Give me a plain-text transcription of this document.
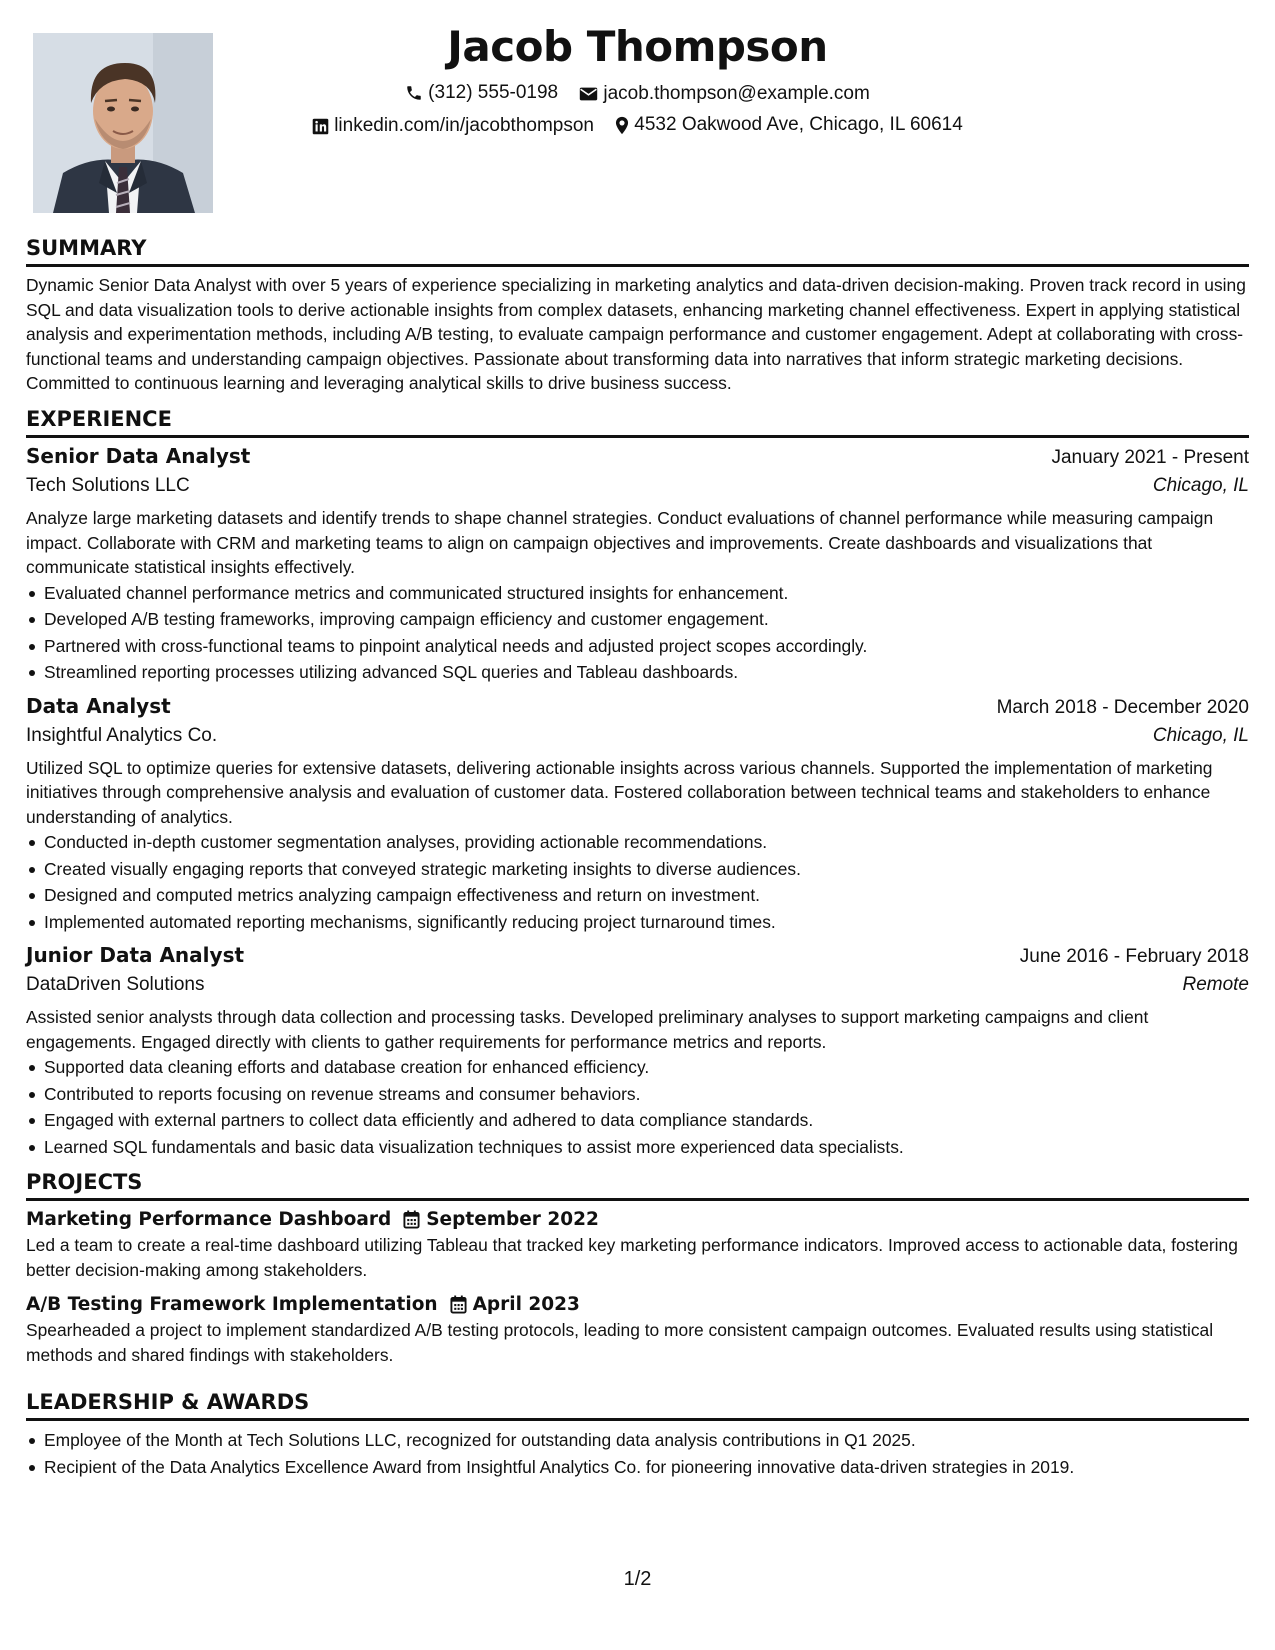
Jacob Thompson
(312) 555-0198
jacob.thompson@example.com
linkedin.com/in/jacobthompson
4532 Oakwood Ave, Chicago, IL 60614
SUMMARY

Dynamic Senior Data Analyst with over 5 years of experience specializing in marketing analytics and data-driven decision-making. Proven track record in using SQL and data visualization tools to derive actionable insights from complex datasets, enhancing marketing channel effectiveness. Expert in applying statistical analysis and experimentation methods, including A/B testing, to evaluate campaign performance and customer engagement. Adept at collaborating with cross-functional teams and understanding campaign objectives. Passionate about transforming data into narratives that inform strategic marketing decisions. Committed to continuous learning and leveraging analytical skills to drive business success.

EXPERIENCE
Senior Data Analyst	January 2021 - Present
Tech Solutions LLC	Chicago, IL

Analyze large marketing datasets and identify trends to shape channel strategies. Conduct evaluations of channel performance while measuring campaign impact. Collaborate with CRM and marketing teams to align on campaign objectives and improvements. Create dashboards and visualizations that communicate statistical insights effectively.

Evaluated channel performance metrics and communicated structured insights for enhancement.
Developed A/B testing frameworks, improving campaign efficiency and customer engagement.
Partnered with cross-functional teams to pinpoint analytical needs and adjusted project scopes accordingly.
Streamlined reporting processes utilizing advanced SQL queries and Tableau dashboards.
Data Analyst	March 2018 - December 2020
Insightful Analytics Co.	Chicago, IL

Utilized SQL to optimize queries for extensive datasets, delivering actionable insights across various channels. Supported the implementation of marketing initiatives through comprehensive analysis and evaluation of customer data. Fostered collaboration between technical teams and stakeholders to enhance understanding of analytics.

Conducted in-depth customer segmentation analyses, providing actionable recommendations.
Created visually engaging reports that conveyed strategic marketing insights to diverse audiences.
Designed and computed metrics analyzing campaign effectiveness and return on investment.
Implemented automated reporting mechanisms, significantly reducing project turnaround times.
Junior Data Analyst	June 2016 - February 2018
DataDriven Solutions	Remote

Assisted senior analysts through data collection and processing tasks. Developed preliminary analyses to support marketing campaigns and client engagements. Engaged directly with clients to gather requirements for performance metrics and reports.

Supported data cleaning efforts and database creation for enhanced efficiency.
Contributed to reports focusing on revenue streams and consumer behaviors.
Engaged with external partners to collect data efficiently and adhered to data compliance standards.
Learned SQL fundamentals and basic data visualization techniques to assist more experienced data specialists.
PROJECTS
Marketing Performance Dashboard September 2022

Led a team to create a real-time dashboard utilizing Tableau that tracked key marketing performance indicators. Improved access to actionable data, fostering better decision-making among stakeholders.

A/B Testing Framework Implementation April 2023

Spearheaded a project to implement standardized A/B testing protocols, leading to more consistent campaign outcomes. Evaluated results using statistical methods and shared findings with stakeholders.

LEADERSHIP & AWARDS
Employee of the Month at Tech Solutions LLC, recognized for outstanding data analysis contributions in Q1 2025.
Recipient of the Data Analytics Excellence Award from Insightful Analytics Co. for pioneering innovative data-driven strategies in 2019.
1/2
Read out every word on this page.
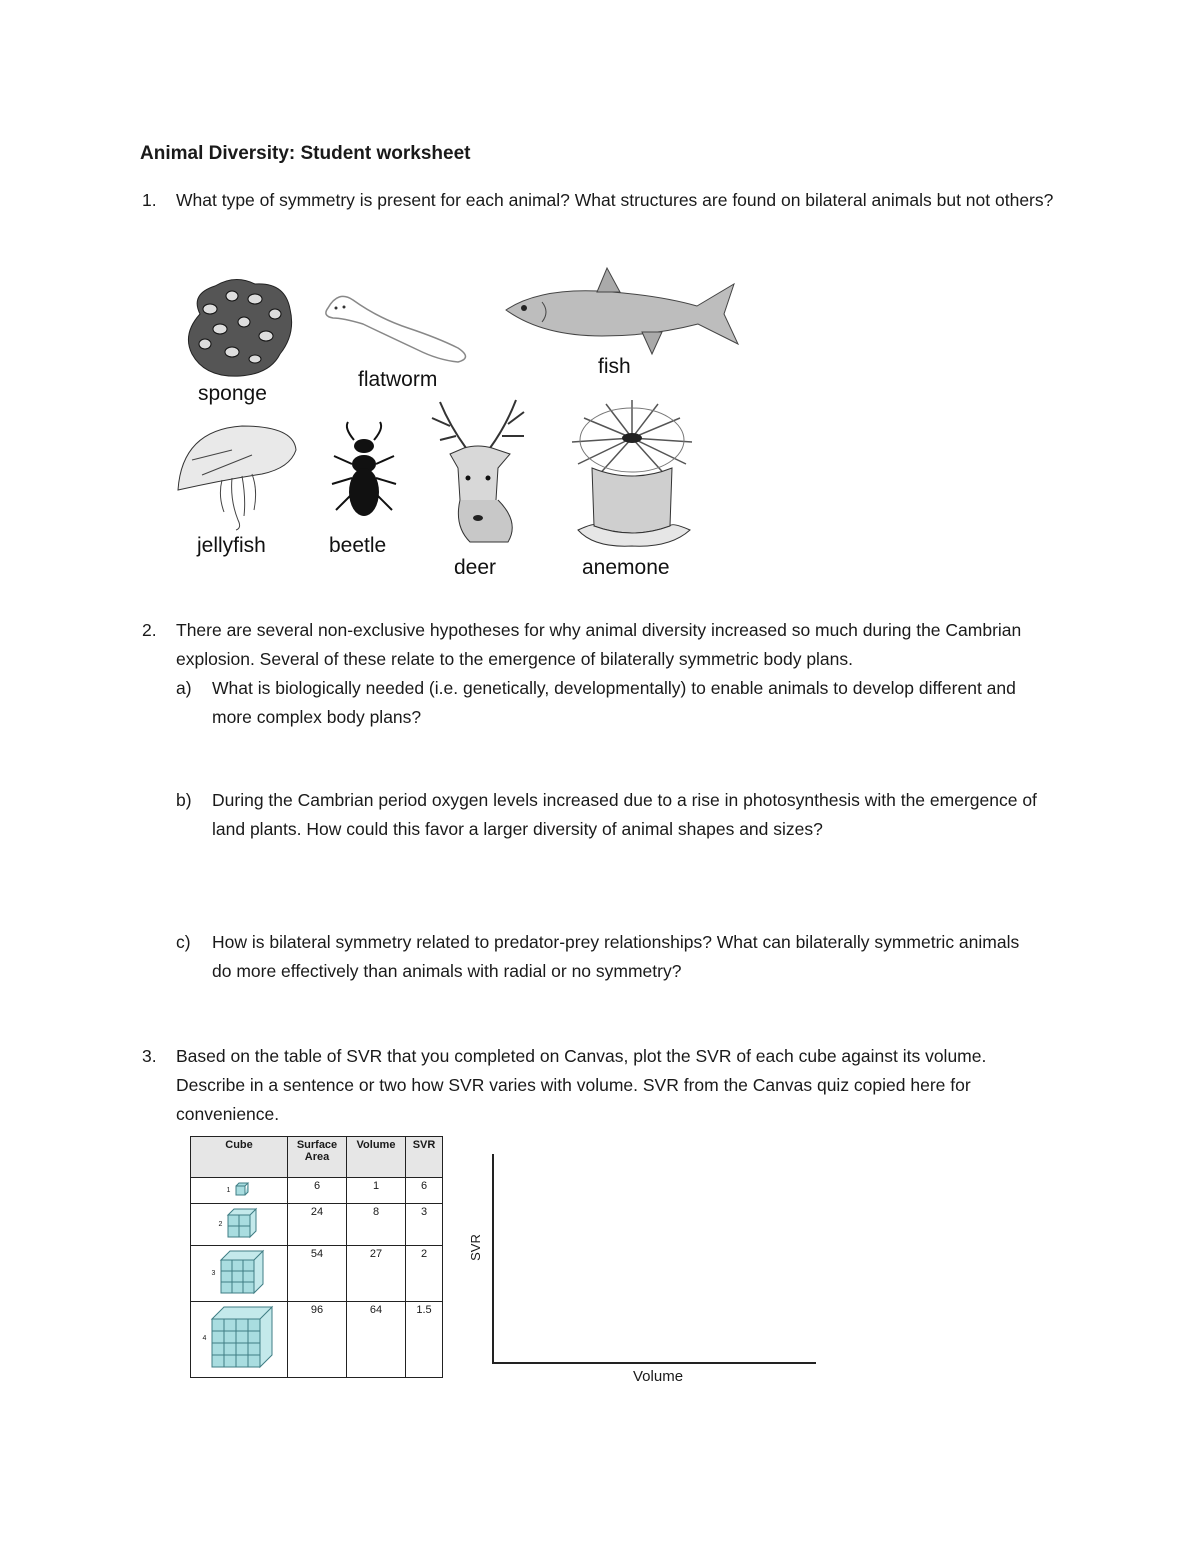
Animal Diversity: Student worksheet
1. What type of symmetry is present for each animal? What structures are found on bilateral animals but not others?
sponge
flatworm
fish
jellyfish	beetle
deer	anemone
2. There are several non-exclusive hypotheses for why animal diversity increased so much during the Cambrian explosion. Several of these relate to the emergence of bilaterally symmetric body plans.
a) What is biologically needed (i.e. genetically, developmentally) to enable animals to develop different and more complex body plans?
b) During the Cambrian period oxygen levels increased due to a rise in photosynthesis with the emergence of land plants. How could this favor a larger diversity of animal shapes and sizes?
c) How is bilateral symmetry related to predator-prey relationships? What can bilaterally symmetric animals do more effectively than animals with radial or no symmetry?
3. Based on the table of SVR that you completed on Canvas, plot the SVR of each cube against its volume. Describe in a sentence or two how SVR varies with volume. SVR from the Canvas quiz copied here for convenience.
Cube	Surface Area	Volume	SVR
1	6	1	6
2	24	8	3
3	54	27	2
4	96	64	1.5
SVR
Volume
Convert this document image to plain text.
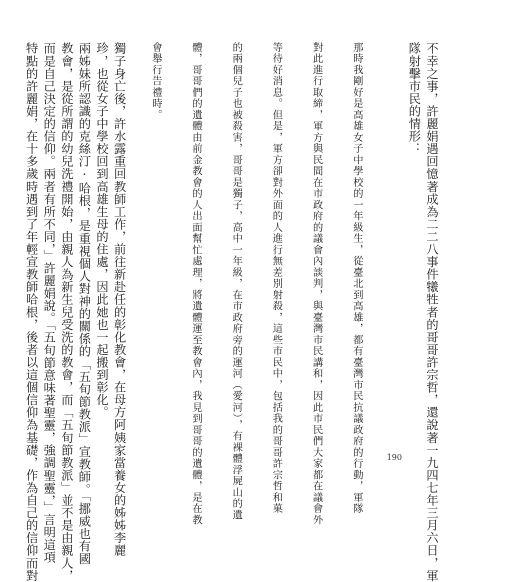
不幸之事，許麗娟遇回憶著成為二二八事件犧牲者的哥哥許宗哲，還說著一九四七年三月六日，軍

隊射擊市民的情形：

那時我剛好是高雄女子中學校的一年級生，從臺北到高雄，都有臺灣市民抗議政府的行動，軍隊

對此進行取締，軍方與民間在市政府的議會內談判，與臺灣市民講和，因此市民們大家都在議會外

等待好消息。但是，軍方卻對外面的人進行無差別射殺，這些市民中，包括我的哥哥許宗哲和菓

的兩個兒子也被殺害，哥哥是獨子，高中一年級，在市政府旁的運河（愛河），有裸體浮屍山的遺

體，哥哥們的遺體由前金教會的人出面幫忙處理，將遺體運至教會內，我見到哥哥的遺體，是在教

會舉行告禮時。

獨子身亡後，許水露重回教師工作，前往新赴任的彰化教會，在母方阿姨家當養女的姊姊李麗

珍，也從女子中學校回到高雄生母的住處，因此她也一起搬到彰化。

兩姊妹所認識的克絲汀·哈根，是重視個人對神的關係的「五旬節教派」宣教師。「挪威也有國

教會，是從所謂的幼兒洗禮開始，由親人為新生兒受洗的教會，而「五旬節教派」並不是由親人，

而是自己決定的信仰。兩者有所不同，」許麗娟說。「五旬節意味著聖靈，強調聖靈，」言明這項

特點的許麗娟，在十多歲時遇到了年輕宣教師哈根，後者以這個信仰為基礎，作為自己的信仰而對	190
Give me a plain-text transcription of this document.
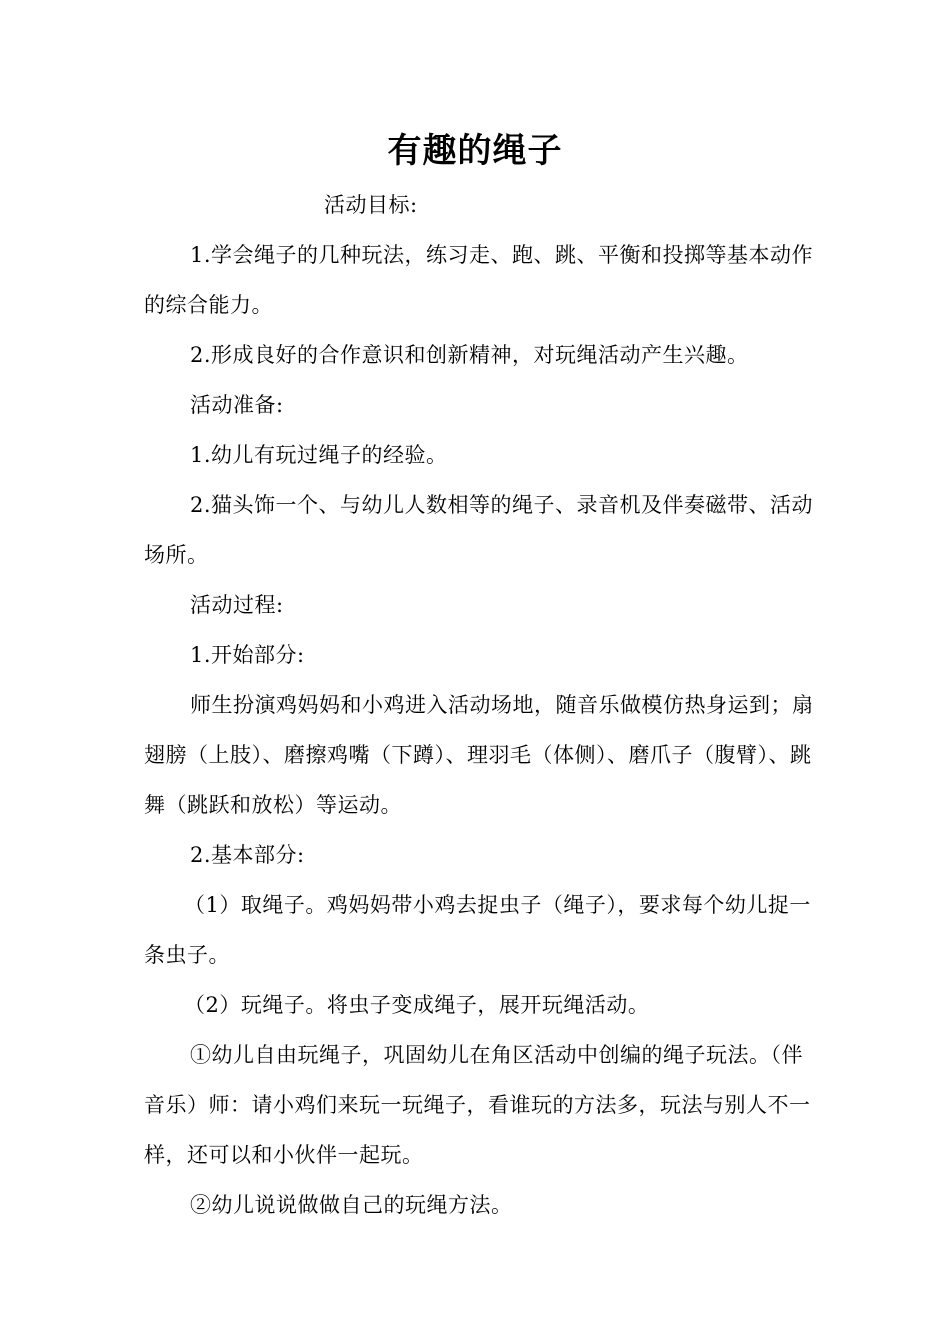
有趣的绳子

活动目标:

1.学会绳子的几种玩法，练习走、跑、跳、平衡和投掷等基本动作的综合能力。

2.形成良好的合作意识和创新精神，对玩绳活动产生兴趣。

活动准备:

1.幼儿有玩过绳子的经验。

2.猫头饰一个、与幼儿人数相等的绳子、录音机及伴奏磁带、活动场所。

活动过程:

1.开始部分:

师生扮演鸡妈妈和小鸡进入活动场地，随音乐做模仿热身运到；扇翅膀（上肢）、磨擦鸡嘴（下蹲）、理羽毛（体侧）、磨爪子（腹臂）、跳舞（跳跃和放松）等运动。

2.基本部分:

（1）取绳子。鸡妈妈带小鸡去捉虫子（绳子），要求每个幼儿捉一条虫子。

（2）玩绳子。将虫子变成绳子，展开玩绳活动。

①幼儿自由玩绳子，巩固幼儿在角区活动中创编的绳子玩法。（伴音乐）师：请小鸡们来玩一玩绳子，看谁玩的方法多，玩法与别人不一样，还可以和小伙伴一起玩。

②幼儿说说做做自己的玩绳方法。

INSTRUCTIONS FOR THE TASK: Transcribe the full listing above exactly, with the images removed.

COMPLETED EXERCISE:
Give me a plain-text transcription of this document.
Jacob Thompson
(312) 555-0198
jacob.thompson@example.com
linkedin.com/in/jacobthompson
4532 Oakwood Ave, Chicago, IL 60614
SUMMARY

Dynamic Senior Data Analyst with over 5 years of experience specializing in marketing analytics and data-driven decision-making. Proven track record in using SQL and data visualization tools to derive actionable insights from complex datasets, enhancing marketing channel effectiveness. Expert in applying statistical analysis and experimentation methods, including A/B testing, to evaluate campaign performance and customer engagement. Adept at collaborating with cross-functional teams and understanding campaign objectives. Passionate about transforming data into narratives that inform strategic marketing decisions. Committed to continuous learning and leveraging analytical skills to drive business success.

EXPERIENCE
Senior Data Analyst	January 2021 - Present
Tech Solutions LLC	Chicago, IL

Analyze large marketing datasets and identify trends to shape channel strategies. Conduct evaluations of channel performance while measuring campaign impact. Collaborate with CRM and marketing teams to align on campaign objectives and improvements. Create dashboards and visualizations that communicate statistical insights effectively.

Evaluated channel performance metrics and communicated structured insights for enhancement.
Developed A/B testing frameworks, improving campaign efficiency and customer engagement.
Partnered with cross-functional teams to pinpoint analytical needs and adjusted project scopes accordingly.
Streamlined reporting processes utilizing advanced SQL queries and Tableau dashboards.
Data Analyst	March 2018 - December 2020
Insightful Analytics Co.	Chicago, IL

Utilized SQL to optimize queries for extensive datasets, delivering actionable insights across various channels. Supported the implementation of marketing initiatives through comprehensive analysis and evaluation of customer data. Fostered collaboration between technical teams and stakeholders to enhance understanding of analytics.

Conducted in-depth customer segmentation analyses, providing actionable recommendations.
Created visually engaging reports that conveyed strategic marketing insights to diverse audiences.
Designed and computed metrics analyzing campaign effectiveness and return on investment.
Implemented automated reporting mechanisms, significantly reducing project turnaround times.
Junior Data Analyst	June 2016 - February 2018
DataDriven Solutions	Remote

Assisted senior analysts through data collection and processing tasks. Developed preliminary analyses to support marketing campaigns and client engagements. Engaged directly with clients to gather requirements for performance metrics and reports.

Supported data cleaning efforts and database creation for enhanced efficiency.
Contributed to reports focusing on revenue streams and consumer behaviors.
Engaged with external partners to collect data efficiently and adhered to data compliance standards.
Learned SQL fundamentals and basic data visualization techniques to assist more experienced data specialists.
PROJECTS
Marketing Performance Dashboard September 2022

Led a team to create a real-time dashboard utilizing Tableau that tracked key marketing performance indicators. Improved access to actionable data, fostering better decision-making among stakeholders.

A/B Testing Framework Implementation April 2023

Spearheaded a project to implement standardized A/B testing protocols, leading to more consistent campaign outcomes. Evaluated results using statistical methods and shared findings with stakeholders.

LEADERSHIP & AWARDS
Employee of the Month at Tech Solutions LLC, recognized for outstanding data analysis contributions in Q1 2025.
Recipient of the Data Analytics Excellence Award from Insightful Analytics Co. for pioneering innovative data-driven strategies in 2019.
1/2
Read out every word on this page.
Animal Diversity: Student worksheet
1. What type of symmetry is present for each animal? What structures are found on bilateral animals but not others?
sponge
flatworm
fish
jellyfish	beetle
deer	anemone
2. There are several non-exclusive hypotheses for why animal diversity increased so much during the Cambrian explosion. Several of these relate to the emergence of bilaterally symmetric body plans.
a) What is biologically needed (i.e. genetically, developmentally) to enable animals to develop different and more complex body plans?
b) During the Cambrian period oxygen levels increased due to a rise in photosynthesis with the emergence of land plants. How could this favor a larger diversity of animal shapes and sizes?
c) How is bilateral symmetry related to predator-prey relationships? What can bilaterally symmetric animals do more effectively than animals with radial or no symmetry?
3. Based on the table of SVR that you completed on Canvas, plot the SVR of each cube against its volume. Describe in a sentence or two how SVR varies with volume. SVR from the Canvas quiz copied here for convenience.
Cube	Surface Area	Volume	SVR
1	6	1	6
2	24	8	3
3	54	27	2
4	96	64	1.5
SVR
Volume
Convert this document image to plain text.
不幸之事，許麗娟遇回憶著成為二二八事件犧牲者的哥哥許宗哲，還說著一九四七年三月六日，軍

隊射擊市民的情形：

那時我剛好是高雄女子中學校的一年級生，從臺北到高雄，都有臺灣市民抗議政府的行動，軍隊

對此進行取締，軍方與民間在市政府的議會內談判，與臺灣市民講和，因此市民們大家都在議會外

等待好消息。但是，軍方卻對外面的人進行無差別射殺，這些市民中，包括我的哥哥許宗哲和菓

的兩個兒子也被殺害，哥哥是獨子，高中一年級，在市政府旁的運河（愛河），有裸體浮屍山的遺

體，哥哥們的遺體由前金教會的人出面幫忙處理，將遺體運至教會內，我見到哥哥的遺體，是在教

會舉行告禮時。

獨子身亡後，許水露重回教師工作，前往新赴任的彰化教會，在母方阿姨家當養女的姊姊李麗

珍，也從女子中學校回到高雄生母的住處，因此她也一起搬到彰化。

兩姊妹所認識的克絲汀·哈根，是重視個人對神的關係的「五旬節教派」宣教師。「挪威也有國

教會，是從所謂的幼兒洗禮開始，由親人為新生兒受洗的教會，而「五旬節教派」並不是由親人，

而是自己決定的信仰。兩者有所不同，」許麗娟說。「五旬節意味著聖靈，強調聖靈，」言明這項

特點的許麗娟，在十多歲時遇到了年輕宣教師哈根，後者以這個信仰為基礎，作為自己的信仰而對	190
Give me a plain-text transcription of this document.
有趣的绳子

活动目标:

1.学会绳子的几种玩法，练习走、跑、跳、平衡和投掷等基本动作的综合能力。

2.形成良好的合作意识和创新精神，对玩绳活动产生兴趣。

活动准备:

1.幼儿有玩过绳子的经验。

2.猫头饰一个、与幼儿人数相等的绳子、录音机及伴奏磁带、活动场所。

活动过程:

1.开始部分:

师生扮演鸡妈妈和小鸡进入活动场地，随音乐做模仿热身运到；扇翅膀（上肢）、磨擦鸡嘴（下蹲）、理羽毛（体侧）、磨爪子（腹臂）、跳舞（跳跃和放松）等运动。

2.基本部分:

（1）取绳子。鸡妈妈带小鸡去捉虫子（绳子），要求每个幼儿捉一条虫子。

（2）玩绳子。将虫子变成绳子，展开玩绳活动。

①幼儿自由玩绳子，巩固幼儿在角区活动中创编的绳子玩法。（伴音乐）师：请小鸡们来玩一玩绳子，看谁玩的方法多，玩法与别人不一样，还可以和小伙伴一起玩。

②幼儿说说做做自己的玩绳方法。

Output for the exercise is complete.